Bottom line: K12 is fantastic for high schoolers who want to earn credit, especially those seeking Web-savvy skills.
Time4Learning offers summer school for grades K-8, science for grades 1-6, and social studies for grades 2-7. More than 1,000 student-paced lessons are available for $19.95 per month for the first child and $14.95 per month for each additional child. A 14-day trial period, with a 100% money-back guarantee, allows parents to see if the programs work for their kids.
Unfortunately, Time4Learning’s website is so densely packed it’s confusing, and I couldn’t figure out how to play the “Playground” games. Still, the demo lesson adventure games are marvelously intriguing — I happily dithered away an entire hour, and my 10-year-old was immediately engrossed in the games. (One helps students develop math skills by selling “cyber” candy!) Membership includes lesson plans for adults as well as printable worksheets.
********
Tasks:
1 – According to the review, how long is Time4Learning's trial period?
2 – Translate this sentence from the review into Spanish: "Membership includes lesson plans for adults as well as printable worksheets."
3 – Transcribe the portion of the review starting with "Unfortunately, Time4Learning’s website" and going on through "as printable worksheets.".
Answer using only the review, with no outside knowledge.

Dataset entries:
********
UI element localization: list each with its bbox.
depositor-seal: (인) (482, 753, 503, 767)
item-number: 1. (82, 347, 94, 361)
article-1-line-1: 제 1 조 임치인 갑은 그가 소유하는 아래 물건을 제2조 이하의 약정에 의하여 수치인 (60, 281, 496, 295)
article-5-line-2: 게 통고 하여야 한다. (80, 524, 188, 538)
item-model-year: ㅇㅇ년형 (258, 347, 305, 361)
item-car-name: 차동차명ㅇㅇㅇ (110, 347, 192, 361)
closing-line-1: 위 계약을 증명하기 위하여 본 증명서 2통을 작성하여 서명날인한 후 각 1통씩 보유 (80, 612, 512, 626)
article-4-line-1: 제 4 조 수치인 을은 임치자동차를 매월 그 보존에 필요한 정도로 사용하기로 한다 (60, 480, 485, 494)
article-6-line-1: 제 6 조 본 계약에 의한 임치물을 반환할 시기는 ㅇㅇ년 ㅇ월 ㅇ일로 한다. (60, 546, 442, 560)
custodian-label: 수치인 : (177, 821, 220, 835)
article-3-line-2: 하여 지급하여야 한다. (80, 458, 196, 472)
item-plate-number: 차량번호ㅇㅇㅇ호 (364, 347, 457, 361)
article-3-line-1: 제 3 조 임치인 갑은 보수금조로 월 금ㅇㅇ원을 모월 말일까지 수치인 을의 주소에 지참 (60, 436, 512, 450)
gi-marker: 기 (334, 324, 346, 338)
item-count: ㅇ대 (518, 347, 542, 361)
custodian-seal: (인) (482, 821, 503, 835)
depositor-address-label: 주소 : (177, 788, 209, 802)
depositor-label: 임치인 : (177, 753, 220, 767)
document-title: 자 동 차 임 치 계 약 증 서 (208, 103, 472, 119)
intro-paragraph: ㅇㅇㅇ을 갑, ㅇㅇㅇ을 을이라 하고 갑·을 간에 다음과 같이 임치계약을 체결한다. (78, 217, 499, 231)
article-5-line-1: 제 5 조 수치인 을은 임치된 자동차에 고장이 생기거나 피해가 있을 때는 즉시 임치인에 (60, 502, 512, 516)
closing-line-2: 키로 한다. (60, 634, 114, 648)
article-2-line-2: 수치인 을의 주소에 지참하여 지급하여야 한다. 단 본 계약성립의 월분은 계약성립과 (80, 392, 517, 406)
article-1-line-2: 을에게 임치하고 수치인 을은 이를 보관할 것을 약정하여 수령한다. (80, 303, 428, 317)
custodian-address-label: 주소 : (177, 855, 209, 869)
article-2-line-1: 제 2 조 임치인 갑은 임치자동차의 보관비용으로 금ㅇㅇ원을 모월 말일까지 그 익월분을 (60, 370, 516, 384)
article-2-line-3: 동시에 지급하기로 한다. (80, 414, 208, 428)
********
Answers below:
1 – 14 days.

2 – La membresía incluye planes de lecciones para adultos, así como hojas de trabajo imprimibles.

3 –
Unfortunately, Time4Learning’s website is so densely packed it’s confusing, and I couldn’t figure out how to play the “Playground” games. Still, the demo lesson adventure games are marvelously intriguing — I happily dithered away an entire hour, and my 10-year-old was immediately engrossed in the games. (One helps students develop math skills by selling “cyber” candy!) Membership includes lesson plans for adults as well as printable worksheets.